**EXERCISE INSTRUCTIONS**
Leaving out every picture, quote the data below exactly as it appears.

**DATA TO PROCESS**
## BEGIN

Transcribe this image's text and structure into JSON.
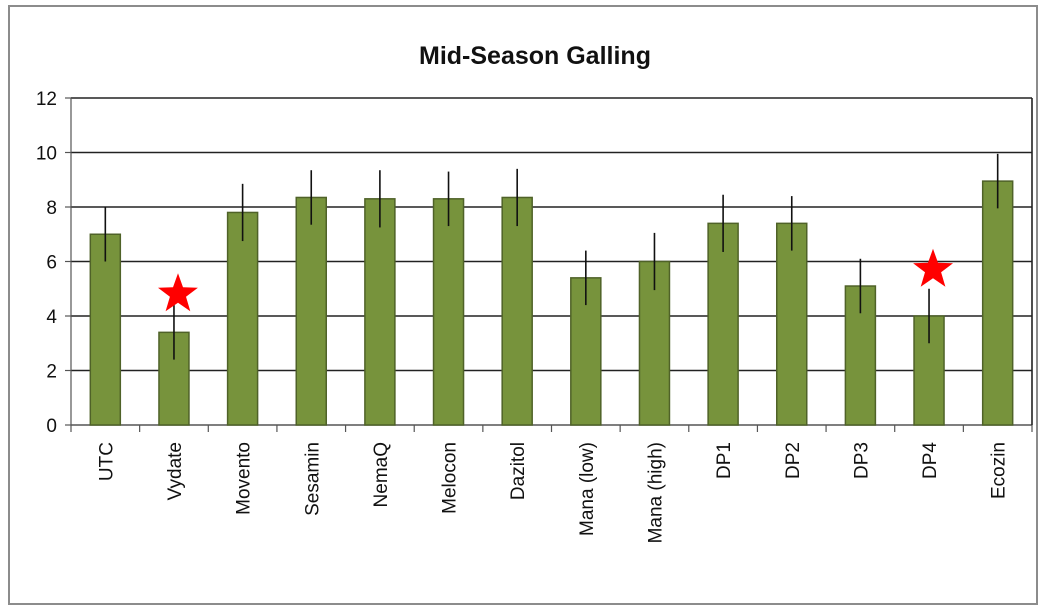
{
  "chart_data": {
    "type": "bar",
    "title": "Mid-Season Galling",
    "xlabel": "",
    "ylabel": "",
    "ylim": [
      0,
      12
    ],
    "yticks": [
      0,
      2,
      4,
      6,
      8,
      10,
      12
    ],
    "grid": true,
    "categories": [
      "UTC",
      "Vydate",
      "Movento",
      "Sesamin",
      "NemaQ",
      "Melocon",
      "Dazitol",
      "Mana (low)",
      "Mana (high)",
      "DP1",
      "DP2",
      "DP3",
      "DP4",
      "Ecozin"
    ],
    "values": [
      7.0,
      3.4,
      7.8,
      8.35,
      8.3,
      8.3,
      8.35,
      5.4,
      6.0,
      7.4,
      7.4,
      5.1,
      4.0,
      8.95
    ],
    "error": [
      1.0,
      1.0,
      1.05,
      1.0,
      1.05,
      1.0,
      1.05,
      1.0,
      1.05,
      1.05,
      1.0,
      1.0,
      1.0,
      1.0
    ],
    "bar_color": "#77933c",
    "bar_edge_color": "#4f6228",
    "annotations": [
      {
        "type": "star",
        "category": "Vydate",
        "y": 4.8,
        "color": "#ff0000"
      },
      {
        "type": "star",
        "category": "DP4",
        "y": 5.7,
        "color": "#ff0000"
      }
    ]
  }
}
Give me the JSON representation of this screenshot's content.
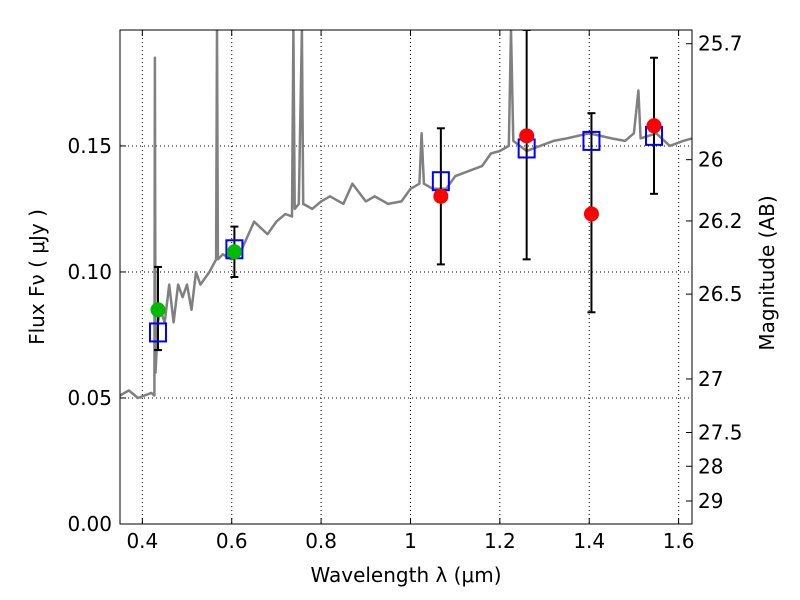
{
  "chart_data": {
    "type": "scatter",
    "xlabel": "Wavelength  λ (μm)",
    "ylabel_left": "Flux  Fν  ( μJy )",
    "ylabel_right": "Magnitude (AB)",
    "xlim": [
      0.35,
      1.63
    ],
    "ylim": [
      0.0,
      0.196
    ],
    "grid": true,
    "x_ticks": [
      {
        "value": 0.4,
        "label": "0.4"
      },
      {
        "value": 0.6,
        "label": "0.6"
      },
      {
        "value": 0.8,
        "label": "0.8"
      },
      {
        "value": 1.0,
        "label": "1"
      },
      {
        "value": 1.2,
        "label": "1.2"
      },
      {
        "value": 1.4,
        "label": "1.4"
      },
      {
        "value": 1.6,
        "label": "1.6"
      }
    ],
    "y_ticks": [
      {
        "value": 0.0,
        "label": "0.00"
      },
      {
        "value": 0.05,
        "label": "0.05"
      },
      {
        "value": 0.1,
        "label": "0.10"
      },
      {
        "value": 0.15,
        "label": "0.15"
      }
    ],
    "mag_ticks": [
      {
        "value": 25.7,
        "label": "25.7"
      },
      {
        "value": 26.0,
        "label": "26"
      },
      {
        "value": 26.2,
        "label": "26.2"
      },
      {
        "value": 26.5,
        "label": "26.5"
      },
      {
        "value": 27.0,
        "label": "27"
      },
      {
        "value": 27.5,
        "label": "27.5"
      },
      {
        "value": 28.0,
        "label": "28"
      },
      {
        "value": 29.0,
        "label": "29"
      }
    ],
    "colors": {
      "spectrum": "#808080",
      "model_boxes": "#0000ff",
      "green_points": "#00bb00",
      "red_points": "#ff0000",
      "errorbars": "#000000"
    },
    "spectrum": [
      [
        0.35,
        0.051
      ],
      [
        0.37,
        0.053
      ],
      [
        0.39,
        0.05
      ],
      [
        0.42,
        0.052
      ],
      [
        0.427,
        0.051
      ],
      [
        0.428,
        0.185
      ],
      [
        0.4295,
        0.06
      ],
      [
        0.435,
        0.08
      ],
      [
        0.44,
        0.085
      ],
      [
        0.45,
        0.08
      ],
      [
        0.46,
        0.095
      ],
      [
        0.47,
        0.08
      ],
      [
        0.48,
        0.095
      ],
      [
        0.49,
        0.09
      ],
      [
        0.5,
        0.095
      ],
      [
        0.51,
        0.085
      ],
      [
        0.52,
        0.1
      ],
      [
        0.53,
        0.095
      ],
      [
        0.55,
        0.1
      ],
      [
        0.565,
        0.105
      ],
      [
        0.567,
        0.196
      ],
      [
        0.569,
        0.105
      ],
      [
        0.58,
        0.107
      ],
      [
        0.6,
        0.105
      ],
      [
        0.62,
        0.108
      ],
      [
        0.65,
        0.12
      ],
      [
        0.68,
        0.115
      ],
      [
        0.7,
        0.12
      ],
      [
        0.72,
        0.123
      ],
      [
        0.735,
        0.122
      ],
      [
        0.738,
        0.196
      ],
      [
        0.741,
        0.125
      ],
      [
        0.75,
        0.127
      ],
      [
        0.757,
        0.196
      ],
      [
        0.76,
        0.127
      ],
      [
        0.78,
        0.125
      ],
      [
        0.8,
        0.128
      ],
      [
        0.82,
        0.13
      ],
      [
        0.85,
        0.127
      ],
      [
        0.87,
        0.135
      ],
      [
        0.9,
        0.128
      ],
      [
        0.92,
        0.13
      ],
      [
        0.95,
        0.127
      ],
      [
        0.98,
        0.128
      ],
      [
        1.0,
        0.133
      ],
      [
        1.02,
        0.135
      ],
      [
        1.025,
        0.155
      ],
      [
        1.03,
        0.135
      ],
      [
        1.05,
        0.133
      ],
      [
        1.08,
        0.133
      ],
      [
        1.1,
        0.138
      ],
      [
        1.13,
        0.14
      ],
      [
        1.16,
        0.142
      ],
      [
        1.18,
        0.147
      ],
      [
        1.2,
        0.148
      ],
      [
        1.22,
        0.15
      ],
      [
        1.225,
        0.196
      ],
      [
        1.23,
        0.152
      ],
      [
        1.26,
        0.148
      ],
      [
        1.29,
        0.15
      ],
      [
        1.32,
        0.152
      ],
      [
        1.35,
        0.153
      ],
      [
        1.4,
        0.155
      ],
      [
        1.45,
        0.153
      ],
      [
        1.48,
        0.152
      ],
      [
        1.5,
        0.155
      ],
      [
        1.51,
        0.172
      ],
      [
        1.515,
        0.153
      ],
      [
        1.55,
        0.155
      ],
      [
        1.58,
        0.15
      ],
      [
        1.61,
        0.152
      ],
      [
        1.63,
        0.153
      ]
    ],
    "model_boxes": [
      {
        "x": 0.435,
        "y": 0.076
      },
      {
        "x": 0.606,
        "y": 0.109
      },
      {
        "x": 1.068,
        "y": 0.136
      },
      {
        "x": 1.26,
        "y": 0.149
      },
      {
        "x": 1.405,
        "y": 0.152
      },
      {
        "x": 1.545,
        "y": 0.154
      }
    ],
    "green_points": [
      {
        "x": 0.435,
        "y": 0.085,
        "err_low": 0.069,
        "err_high": 0.102
      },
      {
        "x": 0.606,
        "y": 0.108,
        "err_low": 0.098,
        "err_high": 0.118
      }
    ],
    "red_points": [
      {
        "x": 1.068,
        "y": 0.13,
        "err_low": 0.103,
        "err_high": 0.157
      },
      {
        "x": 1.26,
        "y": 0.154,
        "err_low": 0.105,
        "err_high": 0.196
      },
      {
        "x": 1.405,
        "y": 0.123,
        "err_low": 0.084,
        "err_high": 0.163
      },
      {
        "x": 1.545,
        "y": 0.158,
        "err_low": 0.131,
        "err_high": 0.185
      }
    ]
  }
}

## END

**REPLY TO THE EXERCISE**
Transcribe this image's text and structure into JSON.
{
  "chart_data": {
    "type": "bar",
    "title": "Mid-Season Galling",
    "xlabel": "",
    "ylabel": "",
    "ylim": [
      0,
      12
    ],
    "yticks": [
      0,
      2,
      4,
      6,
      8,
      10,
      12
    ],
    "grid": true,
    "categories": [
      "UTC",
      "Vydate",
      "Movento",
      "Sesamin",
      "NemaQ",
      "Melocon",
      "Dazitol",
      "Mana (low)",
      "Mana (high)",
      "DP1",
      "DP2",
      "DP3",
      "DP4",
      "Ecozin"
    ],
    "values": [
      7.0,
      3.4,
      7.8,
      8.35,
      8.3,
      8.3,
      8.35,
      5.4,
      6.0,
      7.4,
      7.4,
      5.1,
      4.0,
      8.95
    ],
    "error": [
      1.0,
      1.0,
      1.05,
      1.0,
      1.05,
      1.0,
      1.05,
      1.0,
      1.05,
      1.05,
      1.0,
      1.0,
      1.0,
      1.0
    ],
    "bar_color": "#77933c",
    "bar_edge_color": "#4f6228",
    "annotations": [
      {
        "type": "star",
        "category": "Vydate",
        "y": 4.8,
        "color": "#ff0000"
      },
      {
        "type": "star",
        "category": "DP4",
        "y": 5.7,
        "color": "#ff0000"
      }
    ]
  }
}
Give me the JSON representation of this screenshot's content.
{
  "chart_data": {
    "type": "scatter",
    "xlabel": "Wavelength  λ (μm)",
    "ylabel_left": "Flux  Fν  ( μJy )",
    "ylabel_right": "Magnitude (AB)",
    "xlim": [
      0.35,
      1.63
    ],
    "ylim": [
      0.0,
      0.196
    ],
    "grid": true,
    "x_ticks": [
      {
        "value": 0.4,
        "label": "0.4"
      },
      {
        "value": 0.6,
        "label": "0.6"
      },
      {
        "value": 0.8,
        "label": "0.8"
      },
      {
        "value": 1.0,
        "label": "1"
      },
      {
        "value": 1.2,
        "label": "1.2"
      },
      {
        "value": 1.4,
        "label": "1.4"
      },
      {
        "value": 1.6,
        "label": "1.6"
      }
    ],
    "y_ticks": [
      {
        "value": 0.0,
        "label": "0.00"
      },
      {
        "value": 0.05,
        "label": "0.05"
      },
      {
        "value": 0.1,
        "label": "0.10"
      },
      {
        "value": 0.15,
        "label": "0.15"
      }
    ],
    "mag_ticks": [
      {
        "value": 25.7,
        "label": "25.7"
      },
      {
        "value": 26.0,
        "label": "26"
      },
      {
        "value": 26.2,
        "label": "26.2"
      },
      {
        "value": 26.5,
        "label": "26.5"
      },
      {
        "value": 27.0,
        "label": "27"
      },
      {
        "value": 27.5,
        "label": "27.5"
      },
      {
        "value": 28.0,
        "label": "28"
      },
      {
        "value": 29.0,
        "label": "29"
      }
    ],
    "colors": {
      "spectrum": "#808080",
      "model_boxes": "#0000ff",
      "green_points": "#00bb00",
      "red_points": "#ff0000",
      "errorbars": "#000000"
    },
    "spectrum": [
      [
        0.35,
        0.051
      ],
      [
        0.37,
        0.053
      ],
      [
        0.39,
        0.05
      ],
      [
        0.42,
        0.052
      ],
      [
        0.427,
        0.051
      ],
      [
        0.428,
        0.185
      ],
      [
        0.4295,
        0.06
      ],
      [
        0.435,
        0.08
      ],
      [
        0.44,
        0.085
      ],
      [
        0.45,
        0.08
      ],
      [
        0.46,
        0.095
      ],
      [
        0.47,
        0.08
      ],
      [
        0.48,
        0.095
      ],
      [
        0.49,
        0.09
      ],
      [
        0.5,
        0.095
      ],
      [
        0.51,
        0.085
      ],
      [
        0.52,
        0.1
      ],
      [
        0.53,
        0.095
      ],
      [
        0.55,
        0.1
      ],
      [
        0.565,
        0.105
      ],
      [
        0.567,
        0.196
      ],
      [
        0.569,
        0.105
      ],
      [
        0.58,
        0.107
      ],
      [
        0.6,
        0.105
      ],
      [
        0.62,
        0.108
      ],
      [
        0.65,
        0.12
      ],
      [
        0.68,
        0.115
      ],
      [
        0.7,
        0.12
      ],
      [
        0.72,
        0.123
      ],
      [
        0.735,
        0.122
      ],
      [
        0.738,
        0.196
      ],
      [
        0.741,
        0.125
      ],
      [
        0.75,
        0.127
      ],
      [
        0.757,
        0.196
      ],
      [
        0.76,
        0.127
      ],
      [
        0.78,
        0.125
      ],
      [
        0.8,
        0.128
      ],
      [
        0.82,
        0.13
      ],
      [
        0.85,
        0.127
      ],
      [
        0.87,
        0.135
      ],
      [
        0.9,
        0.128
      ],
      [
        0.92,
        0.13
      ],
      [
        0.95,
        0.127
      ],
      [
        0.98,
        0.128
      ],
      [
        1.0,
        0.133
      ],
      [
        1.02,
        0.135
      ],
      [
        1.025,
        0.155
      ],
      [
        1.03,
        0.135
      ],
      [
        1.05,
        0.133
      ],
      [
        1.08,
        0.133
      ],
      [
        1.1,
        0.138
      ],
      [
        1.13,
        0.14
      ],
      [
        1.16,
        0.142
      ],
      [
        1.18,
        0.147
      ],
      [
        1.2,
        0.148
      ],
      [
        1.22,
        0.15
      ],
      [
        1.225,
        0.196
      ],
      [
        1.23,
        0.152
      ],
      [
        1.26,
        0.148
      ],
      [
        1.29,
        0.15
      ],
      [
        1.32,
        0.152
      ],
      [
        1.35,
        0.153
      ],
      [
        1.4,
        0.155
      ],
      [
        1.45,
        0.153
      ],
      [
        1.48,
        0.152
      ],
      [
        1.5,
        0.155
      ],
      [
        1.51,
        0.172
      ],
      [
        1.515,
        0.153
      ],
      [
        1.55,
        0.155
      ],
      [
        1.58,
        0.15
      ],
      [
        1.61,
        0.152
      ],
      [
        1.63,
        0.153
      ]
    ],
    "model_boxes": [
      {
        "x": 0.435,
        "y": 0.076
      },
      {
        "x": 0.606,
        "y": 0.109
      },
      {
        "x": 1.068,
        "y": 0.136
      },
      {
        "x": 1.26,
        "y": 0.149
      },
      {
        "x": 1.405,
        "y": 0.152
      },
      {
        "x": 1.545,
        "y": 0.154
      }
    ],
    "green_points": [
      {
        "x": 0.435,
        "y": 0.085,
        "err_low": 0.069,
        "err_high": 0.102
      },
      {
        "x": 0.606,
        "y": 0.108,
        "err_low": 0.098,
        "err_high": 0.118
      }
    ],
    "red_points": [
      {
        "x": 1.068,
        "y": 0.13,
        "err_low": 0.103,
        "err_high": 0.157
      },
      {
        "x": 1.26,
        "y": 0.154,
        "err_low": 0.105,
        "err_high": 0.196
      },
      {
        "x": 1.405,
        "y": 0.123,
        "err_low": 0.084,
        "err_high": 0.163
      },
      {
        "x": 1.545,
        "y": 0.158,
        "err_low": 0.131,
        "err_high": 0.185
      }
    ]
  }
}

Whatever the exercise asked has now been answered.